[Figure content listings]
+ + + +

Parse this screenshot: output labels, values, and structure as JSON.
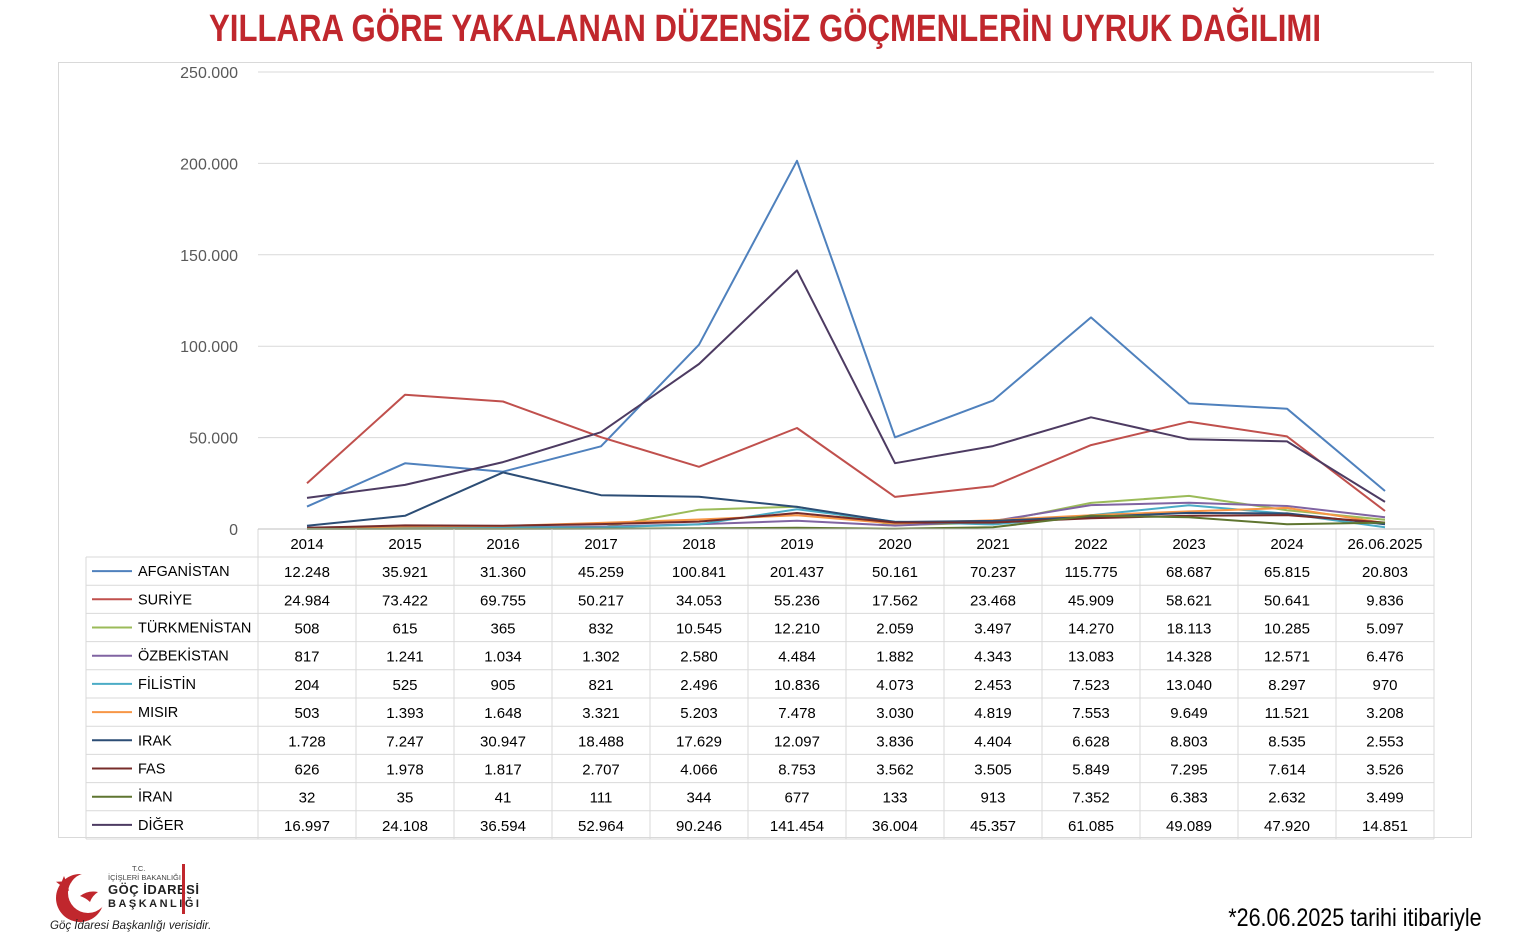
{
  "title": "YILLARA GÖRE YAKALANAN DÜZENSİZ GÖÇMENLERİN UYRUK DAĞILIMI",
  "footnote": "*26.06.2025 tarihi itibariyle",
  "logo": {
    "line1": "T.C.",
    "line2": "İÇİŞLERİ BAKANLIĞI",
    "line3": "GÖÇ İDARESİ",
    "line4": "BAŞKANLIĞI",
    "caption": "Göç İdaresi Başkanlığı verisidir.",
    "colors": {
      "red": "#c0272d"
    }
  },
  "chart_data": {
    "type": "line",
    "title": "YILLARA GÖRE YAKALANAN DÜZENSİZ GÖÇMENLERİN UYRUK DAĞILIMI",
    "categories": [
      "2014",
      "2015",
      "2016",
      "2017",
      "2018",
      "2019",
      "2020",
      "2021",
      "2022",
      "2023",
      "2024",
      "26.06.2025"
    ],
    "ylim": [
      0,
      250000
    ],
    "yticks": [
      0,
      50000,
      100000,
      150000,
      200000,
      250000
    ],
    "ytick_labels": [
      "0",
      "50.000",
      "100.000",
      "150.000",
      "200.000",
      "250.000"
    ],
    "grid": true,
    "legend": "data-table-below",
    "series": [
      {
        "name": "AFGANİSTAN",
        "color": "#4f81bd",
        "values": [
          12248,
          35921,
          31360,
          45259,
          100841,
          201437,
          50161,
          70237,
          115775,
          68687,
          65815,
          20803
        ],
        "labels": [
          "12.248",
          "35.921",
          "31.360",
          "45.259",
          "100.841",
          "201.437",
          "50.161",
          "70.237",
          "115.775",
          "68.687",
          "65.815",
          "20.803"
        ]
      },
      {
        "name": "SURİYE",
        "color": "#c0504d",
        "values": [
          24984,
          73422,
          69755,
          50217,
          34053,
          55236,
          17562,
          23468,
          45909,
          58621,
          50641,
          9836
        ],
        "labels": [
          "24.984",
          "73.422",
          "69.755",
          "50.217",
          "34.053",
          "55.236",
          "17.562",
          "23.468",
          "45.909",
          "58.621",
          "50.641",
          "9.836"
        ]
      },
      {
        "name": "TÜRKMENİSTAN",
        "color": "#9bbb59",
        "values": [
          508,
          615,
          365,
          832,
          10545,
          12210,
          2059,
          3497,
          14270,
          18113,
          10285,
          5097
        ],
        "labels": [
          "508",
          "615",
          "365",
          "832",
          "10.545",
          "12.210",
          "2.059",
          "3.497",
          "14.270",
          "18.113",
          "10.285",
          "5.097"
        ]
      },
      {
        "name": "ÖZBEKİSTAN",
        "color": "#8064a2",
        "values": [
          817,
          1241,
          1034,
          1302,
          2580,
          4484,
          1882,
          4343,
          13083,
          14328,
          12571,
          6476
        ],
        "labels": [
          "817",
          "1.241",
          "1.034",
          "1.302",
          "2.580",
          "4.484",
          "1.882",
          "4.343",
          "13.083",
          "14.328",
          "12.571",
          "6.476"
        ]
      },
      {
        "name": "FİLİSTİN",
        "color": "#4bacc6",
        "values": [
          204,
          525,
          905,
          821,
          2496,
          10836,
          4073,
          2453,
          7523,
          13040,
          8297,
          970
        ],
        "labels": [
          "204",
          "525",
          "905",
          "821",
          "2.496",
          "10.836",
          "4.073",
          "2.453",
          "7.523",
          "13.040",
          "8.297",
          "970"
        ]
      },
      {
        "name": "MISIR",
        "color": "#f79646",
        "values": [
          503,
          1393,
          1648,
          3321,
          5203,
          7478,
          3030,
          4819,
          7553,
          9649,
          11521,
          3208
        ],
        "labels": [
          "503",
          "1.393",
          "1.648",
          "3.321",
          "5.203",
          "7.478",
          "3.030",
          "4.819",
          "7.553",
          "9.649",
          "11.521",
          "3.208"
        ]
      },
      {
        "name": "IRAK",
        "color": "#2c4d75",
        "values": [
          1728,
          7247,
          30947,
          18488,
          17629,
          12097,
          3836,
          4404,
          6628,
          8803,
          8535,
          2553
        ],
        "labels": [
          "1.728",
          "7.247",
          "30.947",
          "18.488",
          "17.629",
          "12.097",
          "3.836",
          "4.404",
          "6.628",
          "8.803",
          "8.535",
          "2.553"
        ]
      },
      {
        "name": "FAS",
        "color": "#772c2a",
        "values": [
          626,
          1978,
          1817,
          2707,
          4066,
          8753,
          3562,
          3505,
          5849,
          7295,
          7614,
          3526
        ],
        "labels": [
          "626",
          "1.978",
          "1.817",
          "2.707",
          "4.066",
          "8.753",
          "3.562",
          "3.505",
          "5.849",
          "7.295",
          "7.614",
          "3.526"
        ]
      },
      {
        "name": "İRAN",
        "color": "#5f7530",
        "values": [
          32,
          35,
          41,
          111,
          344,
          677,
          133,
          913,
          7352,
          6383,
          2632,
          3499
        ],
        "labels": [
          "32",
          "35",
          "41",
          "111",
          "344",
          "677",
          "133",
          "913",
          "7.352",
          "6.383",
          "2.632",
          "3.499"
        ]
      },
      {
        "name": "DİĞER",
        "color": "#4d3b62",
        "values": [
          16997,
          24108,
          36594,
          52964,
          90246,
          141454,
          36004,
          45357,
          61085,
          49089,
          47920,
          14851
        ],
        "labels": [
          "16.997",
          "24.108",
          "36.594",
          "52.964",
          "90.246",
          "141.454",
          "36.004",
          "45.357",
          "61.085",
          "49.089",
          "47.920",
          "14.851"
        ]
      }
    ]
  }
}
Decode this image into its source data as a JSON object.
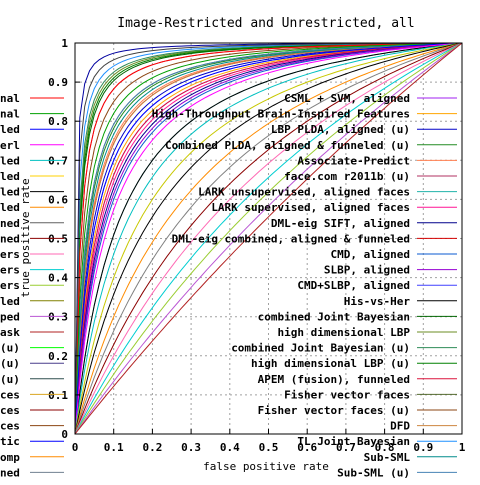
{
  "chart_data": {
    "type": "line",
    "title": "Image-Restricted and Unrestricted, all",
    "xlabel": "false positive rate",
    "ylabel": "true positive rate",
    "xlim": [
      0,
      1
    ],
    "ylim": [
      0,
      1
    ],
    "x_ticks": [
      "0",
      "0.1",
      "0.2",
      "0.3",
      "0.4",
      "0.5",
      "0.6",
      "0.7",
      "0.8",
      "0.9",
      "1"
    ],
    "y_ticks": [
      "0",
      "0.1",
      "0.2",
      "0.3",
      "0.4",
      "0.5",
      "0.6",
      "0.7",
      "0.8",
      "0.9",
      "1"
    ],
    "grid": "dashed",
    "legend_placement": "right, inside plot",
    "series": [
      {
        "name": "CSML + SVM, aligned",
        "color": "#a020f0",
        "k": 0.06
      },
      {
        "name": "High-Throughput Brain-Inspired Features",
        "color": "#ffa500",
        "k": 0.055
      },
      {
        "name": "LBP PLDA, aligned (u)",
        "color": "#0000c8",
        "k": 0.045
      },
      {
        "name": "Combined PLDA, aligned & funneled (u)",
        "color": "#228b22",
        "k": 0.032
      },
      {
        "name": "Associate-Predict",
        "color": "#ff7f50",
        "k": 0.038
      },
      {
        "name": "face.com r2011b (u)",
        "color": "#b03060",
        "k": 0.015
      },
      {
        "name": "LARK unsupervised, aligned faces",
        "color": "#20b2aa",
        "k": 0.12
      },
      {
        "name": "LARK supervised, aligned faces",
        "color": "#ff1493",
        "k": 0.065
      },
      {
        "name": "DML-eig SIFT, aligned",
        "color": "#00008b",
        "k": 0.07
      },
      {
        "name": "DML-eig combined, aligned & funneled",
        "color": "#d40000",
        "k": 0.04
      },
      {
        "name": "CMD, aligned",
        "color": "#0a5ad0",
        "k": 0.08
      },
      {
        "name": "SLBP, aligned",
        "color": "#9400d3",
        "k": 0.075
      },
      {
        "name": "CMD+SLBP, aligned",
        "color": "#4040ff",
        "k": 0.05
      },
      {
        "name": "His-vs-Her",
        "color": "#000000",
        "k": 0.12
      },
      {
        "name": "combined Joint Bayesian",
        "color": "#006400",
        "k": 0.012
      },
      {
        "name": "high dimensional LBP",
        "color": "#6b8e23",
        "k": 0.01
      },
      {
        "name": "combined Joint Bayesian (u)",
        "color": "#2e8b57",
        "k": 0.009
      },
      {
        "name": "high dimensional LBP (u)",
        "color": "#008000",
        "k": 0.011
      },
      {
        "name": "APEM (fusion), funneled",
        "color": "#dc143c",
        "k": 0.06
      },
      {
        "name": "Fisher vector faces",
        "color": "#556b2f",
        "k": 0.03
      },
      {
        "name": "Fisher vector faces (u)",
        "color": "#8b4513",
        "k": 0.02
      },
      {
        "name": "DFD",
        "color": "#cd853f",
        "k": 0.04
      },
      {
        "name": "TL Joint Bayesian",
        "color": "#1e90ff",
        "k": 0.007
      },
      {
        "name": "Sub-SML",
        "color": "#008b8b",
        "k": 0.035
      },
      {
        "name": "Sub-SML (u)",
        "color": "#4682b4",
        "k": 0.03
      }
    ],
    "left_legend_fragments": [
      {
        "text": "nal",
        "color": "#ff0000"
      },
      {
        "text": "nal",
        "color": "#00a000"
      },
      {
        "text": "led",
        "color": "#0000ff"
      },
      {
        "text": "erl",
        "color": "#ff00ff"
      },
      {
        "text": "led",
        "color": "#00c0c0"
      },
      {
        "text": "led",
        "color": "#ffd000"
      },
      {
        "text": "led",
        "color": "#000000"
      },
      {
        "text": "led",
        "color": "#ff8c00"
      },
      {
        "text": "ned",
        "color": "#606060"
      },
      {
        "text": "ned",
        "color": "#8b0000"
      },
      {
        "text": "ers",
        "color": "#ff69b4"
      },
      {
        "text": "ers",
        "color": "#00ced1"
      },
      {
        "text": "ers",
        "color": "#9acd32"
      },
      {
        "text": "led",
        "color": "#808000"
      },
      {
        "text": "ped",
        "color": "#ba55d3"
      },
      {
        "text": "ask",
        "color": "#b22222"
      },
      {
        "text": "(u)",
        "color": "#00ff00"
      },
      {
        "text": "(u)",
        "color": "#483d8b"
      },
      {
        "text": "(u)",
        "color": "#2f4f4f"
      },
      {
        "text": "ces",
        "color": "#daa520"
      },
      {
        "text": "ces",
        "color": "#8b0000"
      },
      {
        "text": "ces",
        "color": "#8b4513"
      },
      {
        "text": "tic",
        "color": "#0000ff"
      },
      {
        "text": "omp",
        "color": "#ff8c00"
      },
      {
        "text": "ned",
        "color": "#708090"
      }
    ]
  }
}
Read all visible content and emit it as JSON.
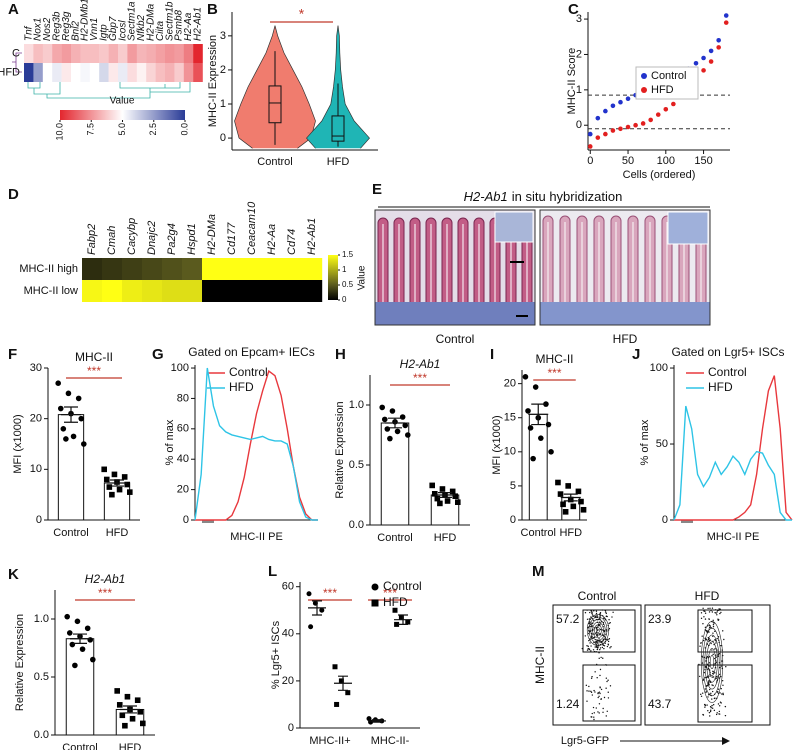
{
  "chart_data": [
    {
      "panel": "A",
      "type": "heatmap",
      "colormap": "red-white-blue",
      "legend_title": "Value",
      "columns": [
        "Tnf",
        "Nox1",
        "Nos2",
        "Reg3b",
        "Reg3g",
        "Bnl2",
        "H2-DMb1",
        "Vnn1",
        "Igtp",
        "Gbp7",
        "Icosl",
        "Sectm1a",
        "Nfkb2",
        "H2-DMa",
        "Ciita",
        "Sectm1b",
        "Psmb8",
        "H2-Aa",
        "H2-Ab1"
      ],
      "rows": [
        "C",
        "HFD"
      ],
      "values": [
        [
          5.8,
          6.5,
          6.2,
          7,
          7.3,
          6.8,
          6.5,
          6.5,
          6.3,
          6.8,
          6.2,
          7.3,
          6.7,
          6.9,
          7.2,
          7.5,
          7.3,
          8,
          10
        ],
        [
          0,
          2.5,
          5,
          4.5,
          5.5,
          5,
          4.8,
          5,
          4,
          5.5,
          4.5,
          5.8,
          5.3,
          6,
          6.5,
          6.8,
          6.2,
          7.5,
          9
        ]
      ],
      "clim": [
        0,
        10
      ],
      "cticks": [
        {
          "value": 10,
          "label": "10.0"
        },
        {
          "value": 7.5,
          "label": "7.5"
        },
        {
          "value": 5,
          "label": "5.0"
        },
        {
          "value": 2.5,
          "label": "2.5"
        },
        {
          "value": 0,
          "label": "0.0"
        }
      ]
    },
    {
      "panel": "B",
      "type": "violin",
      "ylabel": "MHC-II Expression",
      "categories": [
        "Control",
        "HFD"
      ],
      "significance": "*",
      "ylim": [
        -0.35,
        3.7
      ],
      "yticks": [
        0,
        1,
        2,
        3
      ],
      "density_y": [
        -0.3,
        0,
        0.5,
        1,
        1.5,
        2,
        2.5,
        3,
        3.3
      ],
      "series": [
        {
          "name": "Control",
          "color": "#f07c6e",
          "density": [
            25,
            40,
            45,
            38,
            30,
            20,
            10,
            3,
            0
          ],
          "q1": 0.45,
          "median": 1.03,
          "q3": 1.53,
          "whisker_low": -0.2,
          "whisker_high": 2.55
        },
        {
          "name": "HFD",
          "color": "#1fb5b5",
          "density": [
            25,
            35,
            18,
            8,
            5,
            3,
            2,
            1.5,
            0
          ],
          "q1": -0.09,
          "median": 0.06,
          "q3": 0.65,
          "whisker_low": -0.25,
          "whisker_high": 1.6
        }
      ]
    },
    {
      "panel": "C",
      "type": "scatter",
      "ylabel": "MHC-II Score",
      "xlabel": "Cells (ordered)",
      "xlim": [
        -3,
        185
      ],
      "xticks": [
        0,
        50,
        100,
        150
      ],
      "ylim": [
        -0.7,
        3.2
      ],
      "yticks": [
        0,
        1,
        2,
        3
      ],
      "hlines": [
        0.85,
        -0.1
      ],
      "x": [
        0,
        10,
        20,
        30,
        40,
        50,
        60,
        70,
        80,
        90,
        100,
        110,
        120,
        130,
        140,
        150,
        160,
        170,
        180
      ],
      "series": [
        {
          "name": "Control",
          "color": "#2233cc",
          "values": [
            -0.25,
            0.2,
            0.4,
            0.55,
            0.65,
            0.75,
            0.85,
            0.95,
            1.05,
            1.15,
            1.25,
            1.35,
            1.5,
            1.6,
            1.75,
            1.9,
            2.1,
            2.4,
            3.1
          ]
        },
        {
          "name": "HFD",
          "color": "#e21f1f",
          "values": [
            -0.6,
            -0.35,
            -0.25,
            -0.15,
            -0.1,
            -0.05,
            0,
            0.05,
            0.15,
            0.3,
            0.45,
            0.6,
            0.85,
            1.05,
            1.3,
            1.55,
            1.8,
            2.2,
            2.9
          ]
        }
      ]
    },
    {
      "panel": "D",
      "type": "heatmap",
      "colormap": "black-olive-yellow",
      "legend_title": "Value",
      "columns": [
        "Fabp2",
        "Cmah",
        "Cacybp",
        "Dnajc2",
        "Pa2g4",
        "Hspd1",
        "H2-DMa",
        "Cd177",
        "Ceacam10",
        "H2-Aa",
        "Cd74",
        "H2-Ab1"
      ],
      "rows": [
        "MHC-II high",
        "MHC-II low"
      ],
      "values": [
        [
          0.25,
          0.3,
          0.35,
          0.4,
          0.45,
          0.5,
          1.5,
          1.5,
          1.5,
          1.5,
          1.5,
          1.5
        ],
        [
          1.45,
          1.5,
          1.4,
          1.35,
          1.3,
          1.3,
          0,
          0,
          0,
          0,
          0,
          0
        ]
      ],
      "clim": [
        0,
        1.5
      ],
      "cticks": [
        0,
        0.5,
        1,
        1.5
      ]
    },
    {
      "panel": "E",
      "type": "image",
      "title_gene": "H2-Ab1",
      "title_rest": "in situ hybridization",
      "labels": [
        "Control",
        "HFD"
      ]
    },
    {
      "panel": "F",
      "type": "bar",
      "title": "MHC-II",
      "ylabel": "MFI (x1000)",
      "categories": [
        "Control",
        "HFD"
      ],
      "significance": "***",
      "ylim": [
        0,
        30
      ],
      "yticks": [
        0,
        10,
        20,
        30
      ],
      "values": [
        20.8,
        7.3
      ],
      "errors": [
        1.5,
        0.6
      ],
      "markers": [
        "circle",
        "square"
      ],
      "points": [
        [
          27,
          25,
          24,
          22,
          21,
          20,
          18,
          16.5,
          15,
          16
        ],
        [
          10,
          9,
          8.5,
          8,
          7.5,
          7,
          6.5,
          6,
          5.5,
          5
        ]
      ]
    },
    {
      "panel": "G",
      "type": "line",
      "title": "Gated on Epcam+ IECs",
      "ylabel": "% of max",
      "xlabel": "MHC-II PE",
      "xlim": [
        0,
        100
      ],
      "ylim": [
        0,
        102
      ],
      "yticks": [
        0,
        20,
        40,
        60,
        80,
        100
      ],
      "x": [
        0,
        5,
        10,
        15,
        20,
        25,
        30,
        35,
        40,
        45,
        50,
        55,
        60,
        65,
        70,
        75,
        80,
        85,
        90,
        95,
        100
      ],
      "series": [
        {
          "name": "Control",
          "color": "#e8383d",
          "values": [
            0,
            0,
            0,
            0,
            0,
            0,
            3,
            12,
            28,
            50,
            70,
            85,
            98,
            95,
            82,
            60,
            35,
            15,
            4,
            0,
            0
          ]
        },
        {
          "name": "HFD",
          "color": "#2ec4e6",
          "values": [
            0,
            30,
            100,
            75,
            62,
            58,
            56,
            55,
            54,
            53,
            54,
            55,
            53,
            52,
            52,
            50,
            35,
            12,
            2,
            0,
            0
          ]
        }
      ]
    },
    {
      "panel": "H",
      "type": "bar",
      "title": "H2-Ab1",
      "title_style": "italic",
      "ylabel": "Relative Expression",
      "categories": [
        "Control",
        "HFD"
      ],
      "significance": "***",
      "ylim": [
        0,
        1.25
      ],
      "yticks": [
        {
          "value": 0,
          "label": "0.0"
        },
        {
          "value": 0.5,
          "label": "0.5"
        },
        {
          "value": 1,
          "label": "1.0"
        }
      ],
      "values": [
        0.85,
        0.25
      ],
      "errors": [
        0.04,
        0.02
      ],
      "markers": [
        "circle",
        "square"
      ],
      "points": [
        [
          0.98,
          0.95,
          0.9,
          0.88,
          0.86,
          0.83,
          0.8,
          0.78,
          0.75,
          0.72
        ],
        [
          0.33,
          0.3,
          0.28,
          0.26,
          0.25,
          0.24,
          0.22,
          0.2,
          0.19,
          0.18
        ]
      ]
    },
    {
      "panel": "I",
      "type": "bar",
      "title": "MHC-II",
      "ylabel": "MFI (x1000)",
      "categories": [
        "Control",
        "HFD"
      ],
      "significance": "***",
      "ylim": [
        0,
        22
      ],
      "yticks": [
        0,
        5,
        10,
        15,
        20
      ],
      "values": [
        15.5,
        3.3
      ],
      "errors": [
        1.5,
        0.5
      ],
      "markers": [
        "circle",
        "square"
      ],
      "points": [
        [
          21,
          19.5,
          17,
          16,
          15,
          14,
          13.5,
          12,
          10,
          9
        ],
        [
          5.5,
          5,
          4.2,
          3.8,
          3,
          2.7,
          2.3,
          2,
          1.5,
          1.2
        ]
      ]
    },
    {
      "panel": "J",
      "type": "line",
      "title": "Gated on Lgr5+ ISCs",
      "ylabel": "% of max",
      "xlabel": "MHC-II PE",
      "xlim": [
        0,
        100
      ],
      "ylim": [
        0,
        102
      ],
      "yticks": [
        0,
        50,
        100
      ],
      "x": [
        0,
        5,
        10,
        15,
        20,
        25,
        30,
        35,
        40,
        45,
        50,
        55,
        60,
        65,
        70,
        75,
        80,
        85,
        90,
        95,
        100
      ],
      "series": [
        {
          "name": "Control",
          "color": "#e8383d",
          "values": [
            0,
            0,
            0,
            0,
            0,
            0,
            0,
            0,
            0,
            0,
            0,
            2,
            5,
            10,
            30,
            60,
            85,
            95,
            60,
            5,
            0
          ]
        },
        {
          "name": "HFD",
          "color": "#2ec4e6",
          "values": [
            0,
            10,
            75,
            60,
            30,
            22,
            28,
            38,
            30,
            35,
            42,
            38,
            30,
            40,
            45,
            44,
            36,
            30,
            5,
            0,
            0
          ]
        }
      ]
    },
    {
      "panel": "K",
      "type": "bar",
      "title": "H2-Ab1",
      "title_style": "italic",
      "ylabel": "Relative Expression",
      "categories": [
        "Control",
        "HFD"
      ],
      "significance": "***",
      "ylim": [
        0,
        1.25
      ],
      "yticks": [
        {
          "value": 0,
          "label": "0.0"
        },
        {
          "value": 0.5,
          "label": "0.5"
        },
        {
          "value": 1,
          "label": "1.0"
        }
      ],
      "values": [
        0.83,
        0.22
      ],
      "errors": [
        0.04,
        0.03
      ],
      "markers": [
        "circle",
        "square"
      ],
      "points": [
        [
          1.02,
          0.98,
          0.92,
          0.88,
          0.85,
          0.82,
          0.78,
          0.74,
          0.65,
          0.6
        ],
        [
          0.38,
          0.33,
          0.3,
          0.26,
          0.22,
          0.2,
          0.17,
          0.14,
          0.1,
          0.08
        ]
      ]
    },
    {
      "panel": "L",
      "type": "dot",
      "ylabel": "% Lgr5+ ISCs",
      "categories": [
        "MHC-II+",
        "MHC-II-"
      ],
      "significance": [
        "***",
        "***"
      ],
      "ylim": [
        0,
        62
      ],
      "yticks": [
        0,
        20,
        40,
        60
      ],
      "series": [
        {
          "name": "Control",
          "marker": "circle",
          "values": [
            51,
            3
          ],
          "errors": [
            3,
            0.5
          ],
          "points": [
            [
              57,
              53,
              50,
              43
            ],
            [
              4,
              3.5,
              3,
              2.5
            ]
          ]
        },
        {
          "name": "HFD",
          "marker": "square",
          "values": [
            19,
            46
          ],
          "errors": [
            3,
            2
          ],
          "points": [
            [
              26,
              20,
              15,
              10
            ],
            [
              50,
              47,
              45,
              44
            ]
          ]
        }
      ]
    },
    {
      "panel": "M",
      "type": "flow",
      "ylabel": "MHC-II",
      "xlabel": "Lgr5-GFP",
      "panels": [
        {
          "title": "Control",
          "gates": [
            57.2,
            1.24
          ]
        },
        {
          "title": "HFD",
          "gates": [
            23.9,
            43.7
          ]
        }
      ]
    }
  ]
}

+ + + +

Required work: Search the entries for the word "Joint" and gather every line where it appears.

Answer to the exercise:
        "name": "combined Joint Bayesian",
        "name": "combined Joint Bayesian (u)",
        "name": "TL Joint Bayesian",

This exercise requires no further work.